## Written problem
Transcribe all records exactly.

+ + + + + + +

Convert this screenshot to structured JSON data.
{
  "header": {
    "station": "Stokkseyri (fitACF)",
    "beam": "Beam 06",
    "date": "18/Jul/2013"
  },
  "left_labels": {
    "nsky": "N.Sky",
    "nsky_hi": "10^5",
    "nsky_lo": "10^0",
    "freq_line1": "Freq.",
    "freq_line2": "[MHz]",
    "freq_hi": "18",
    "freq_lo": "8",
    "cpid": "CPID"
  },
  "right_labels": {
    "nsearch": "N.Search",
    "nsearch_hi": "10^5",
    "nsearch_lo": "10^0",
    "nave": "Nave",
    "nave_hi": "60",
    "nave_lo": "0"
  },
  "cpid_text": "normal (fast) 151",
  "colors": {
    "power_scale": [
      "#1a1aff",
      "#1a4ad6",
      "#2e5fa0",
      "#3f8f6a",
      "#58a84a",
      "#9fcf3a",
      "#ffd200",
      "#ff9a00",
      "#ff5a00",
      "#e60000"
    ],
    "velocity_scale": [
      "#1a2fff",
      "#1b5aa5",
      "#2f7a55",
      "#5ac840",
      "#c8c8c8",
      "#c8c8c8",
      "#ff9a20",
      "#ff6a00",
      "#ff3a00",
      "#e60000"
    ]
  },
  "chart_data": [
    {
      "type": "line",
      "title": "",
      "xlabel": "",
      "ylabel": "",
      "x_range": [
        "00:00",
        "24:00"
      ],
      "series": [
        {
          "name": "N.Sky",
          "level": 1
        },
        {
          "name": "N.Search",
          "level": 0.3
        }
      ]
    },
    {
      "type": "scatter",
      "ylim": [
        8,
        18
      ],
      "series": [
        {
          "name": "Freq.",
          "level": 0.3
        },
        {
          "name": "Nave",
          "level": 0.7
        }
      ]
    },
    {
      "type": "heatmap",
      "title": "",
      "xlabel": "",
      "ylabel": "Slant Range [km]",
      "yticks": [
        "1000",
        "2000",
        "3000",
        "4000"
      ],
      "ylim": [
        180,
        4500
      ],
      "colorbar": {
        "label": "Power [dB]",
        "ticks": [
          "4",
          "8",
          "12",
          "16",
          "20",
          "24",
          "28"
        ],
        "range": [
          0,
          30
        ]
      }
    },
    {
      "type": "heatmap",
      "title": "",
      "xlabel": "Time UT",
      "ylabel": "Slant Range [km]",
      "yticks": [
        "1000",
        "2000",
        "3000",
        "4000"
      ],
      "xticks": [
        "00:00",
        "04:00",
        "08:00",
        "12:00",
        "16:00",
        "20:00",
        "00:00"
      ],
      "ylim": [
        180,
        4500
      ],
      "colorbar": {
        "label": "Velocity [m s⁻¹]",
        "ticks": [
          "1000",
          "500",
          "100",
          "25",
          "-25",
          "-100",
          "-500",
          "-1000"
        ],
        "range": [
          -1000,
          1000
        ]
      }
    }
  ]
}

+ + + + + + +

## The result
Convert this screenshot to structured JSON data.
{
  "header": {
    "station": "Stokkseyri (fitACF)",
    "beam": "Beam 06",
    "date": "18/Jul/2013"
  },
  "left_labels": {
    "nsky": "N.Sky",
    "nsky_hi": "10^5",
    "nsky_lo": "10^0",
    "freq_line1": "Freq.",
    "freq_line2": "[MHz]",
    "freq_hi": "18",
    "freq_lo": "8",
    "cpid": "CPID"
  },
  "right_labels": {
    "nsearch": "N.Search",
    "nsearch_hi": "10^5",
    "nsearch_lo": "10^0",
    "nave": "Nave",
    "nave_hi": "60",
    "nave_lo": "0"
  },
  "cpid_text": "normal (fast) 151",
  "colors": {
    "power_scale": [
      "#1a1aff",
      "#1a4ad6",
      "#2e5fa0",
      "#3f8f6a",
      "#58a84a",
      "#9fcf3a",
      "#ffd200",
      "#ff9a00",
      "#ff5a00",
      "#e60000"
    ],
    "velocity_scale": [
      "#1a2fff",
      "#1b5aa5",
      "#2f7a55",
      "#5ac840",
      "#c8c8c8",
      "#c8c8c8",
      "#ff9a20",
      "#ff6a00",
      "#ff3a00",
      "#e60000"
    ]
  },
  "chart_data": [
    {
      "type": "line",
      "title": "",
      "xlabel": "",
      "ylabel": "",
      "x_range": [
        "00:00",
        "24:00"
      ],
      "series": [
        {
          "name": "N.Sky",
          "level": 1
        },
        {
          "name": "N.Search",
          "level": 0.3
        }
      ]
    },
    {
      "type": "scatter",
      "ylim": [
        8,
        18
      ],
      "series": [
        {
          "name": "Freq.",
          "level": 0.3
        },
        {
          "name": "Nave",
          "level": 0.7
        }
      ]
    },
    {
      "type": "heatmap",
      "title": "",
      "xlabel": "",
      "ylabel": "Slant Range [km]",
      "yticks": [
        "1000",
        "2000",
        "3000",
        "4000"
      ],
      "ylim": [
        180,
        4500
      ],
      "colorbar": {
        "label": "Power [dB]",
        "ticks": [
          "4",
          "8",
          "12",
          "16",
          "20",
          "24",
          "28"
        ],
        "range": [
          0,
          30
        ]
      }
    },
    {
      "type": "heatmap",
      "title": "",
      "xlabel": "Time UT",
      "ylabel": "Slant Range [km]",
      "yticks": [
        "1000",
        "2000",
        "3000",
        "4000"
      ],
      "xticks": [
        "00:00",
        "04:00",
        "08:00",
        "12:00",
        "16:00",
        "20:00",
        "00:00"
      ],
      "ylim": [
        180,
        4500
      ],
      "colorbar": {
        "label": "Velocity [m s⁻¹]",
        "ticks": [
          "1000",
          "500",
          "100",
          "25",
          "-25",
          "-100",
          "-500",
          "-1000"
        ],
        "range": [
          -1000,
          1000
        ]
      }
    }
  ]
}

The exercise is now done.